- _GIVEN TASK_
Every line of the material is to be repeated exactly as it stands.

- _MATERIAL FOR THIS EXERCISE_
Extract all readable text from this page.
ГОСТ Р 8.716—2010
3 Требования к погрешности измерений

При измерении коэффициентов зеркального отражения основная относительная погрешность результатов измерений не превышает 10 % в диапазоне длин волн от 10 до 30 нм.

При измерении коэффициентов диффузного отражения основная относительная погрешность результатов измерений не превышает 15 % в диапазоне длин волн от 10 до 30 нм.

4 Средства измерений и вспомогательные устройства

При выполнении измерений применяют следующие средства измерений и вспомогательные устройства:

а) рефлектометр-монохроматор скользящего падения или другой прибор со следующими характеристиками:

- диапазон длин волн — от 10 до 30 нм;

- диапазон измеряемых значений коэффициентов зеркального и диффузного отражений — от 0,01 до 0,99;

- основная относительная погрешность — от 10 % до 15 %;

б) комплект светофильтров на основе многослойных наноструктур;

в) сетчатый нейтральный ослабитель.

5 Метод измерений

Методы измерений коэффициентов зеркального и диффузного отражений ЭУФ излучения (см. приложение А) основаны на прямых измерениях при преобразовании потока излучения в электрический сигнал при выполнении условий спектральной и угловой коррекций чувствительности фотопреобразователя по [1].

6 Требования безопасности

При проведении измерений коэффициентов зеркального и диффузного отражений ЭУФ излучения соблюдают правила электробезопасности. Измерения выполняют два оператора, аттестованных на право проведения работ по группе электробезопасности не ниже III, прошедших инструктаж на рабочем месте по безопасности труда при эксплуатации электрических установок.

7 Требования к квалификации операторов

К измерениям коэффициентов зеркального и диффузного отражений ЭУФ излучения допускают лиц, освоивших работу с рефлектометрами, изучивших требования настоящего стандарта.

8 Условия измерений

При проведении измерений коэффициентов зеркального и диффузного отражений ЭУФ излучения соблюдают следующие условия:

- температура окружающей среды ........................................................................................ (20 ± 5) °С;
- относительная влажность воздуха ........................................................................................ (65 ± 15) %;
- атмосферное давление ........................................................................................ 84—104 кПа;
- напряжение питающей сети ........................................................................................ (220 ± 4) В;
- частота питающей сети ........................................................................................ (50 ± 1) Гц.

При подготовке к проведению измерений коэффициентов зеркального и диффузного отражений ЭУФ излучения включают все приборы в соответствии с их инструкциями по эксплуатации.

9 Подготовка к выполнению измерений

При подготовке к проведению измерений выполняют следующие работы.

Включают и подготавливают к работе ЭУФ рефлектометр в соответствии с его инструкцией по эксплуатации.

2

- _ANSWER FOR THIS EXERCISE_
Extract all readable text from this page.
ГОСТ Р 8.716—2010
3 Требования к погрешности измерений

При измерении коэффициентов зеркального отражения основная относительная погрешность результатов измерений не превышает 10 % в диапазоне длин волн от 10 до 30 нм.

При измерении коэффициентов диффузного отражения основная относительная погрешность результатов измерений не превышает 15 % в диапазоне длин волн от 10 до 30 нм.

4 Средства измерений и вспомогательные устройства

При выполнении измерений применяют следующие средства измерений и вспомогательные устройства:

а) рефлектометр-монохроматор скользящего падения или другой прибор со следующими характеристиками:

- диапазон длин волн — от 10 до 30 нм;

- диапазон измеряемых значений коэффициентов зеркального и диффузного отражений — от 0,01 до 0,99;

- основная относительная погрешность — от 10 % до 15 %;

б) комплект светофильтров на основе многослойных наноструктур;

в) сетчатый нейтральный ослабитель.

5 Метод измерений

Методы измерений коэффициентов зеркального и диффузного отражений ЭУФ излучения (см. приложение А) основаны на прямых измерениях при преобразовании потока излучения в электрический сигнал при выполнении условий спектральной и угловой коррекций чувствительности фотопреобразователя по [1].

6 Требования безопасности

При проведении измерений коэффициентов зеркального и диффузного отражений ЭУФ излучения соблюдают правила электробезопасности. Измерения выполняют два оператора, аттестованных на право проведения работ по группе электробезопасности не ниже III, прошедших инструктаж на рабочем месте по безопасности труда при эксплуатации электрических установок.

7 Требования к квалификации операторов

К измерениям коэффициентов зеркального и диффузного отражений ЭУФ излучения допускают лиц, освоивших работу с рефлектометрами, изучивших требования настоящего стандарта.

8 Условия измерений

При проведении измерений коэффициентов зеркального и диффузного отражений ЭУФ излучения соблюдают следующие условия:

- температура окружающей среды ........................................................................................ (20 ± 5) °С;
- относительная влажность воздуха ........................................................................................ (65 ± 15) %;
- атмосферное давление ........................................................................................ 84—104 кПа;
- напряжение питающей сети ........................................................................................ (220 ± 4) В;
- частота питающей сети ........................................................................................ (50 ± 1) Гц.

При подготовке к проведению измерений коэффициентов зеркального и диффузного отражений ЭУФ излучения включают все приборы в соответствии с их инструкциями по эксплуатации.

9 Подготовка к выполнению измерений

При подготовке к проведению измерений выполняют следующие работы.

Включают и подготавливают к работе ЭУФ рефлектометр в соответствии с его инструкцией по эксплуатации.

2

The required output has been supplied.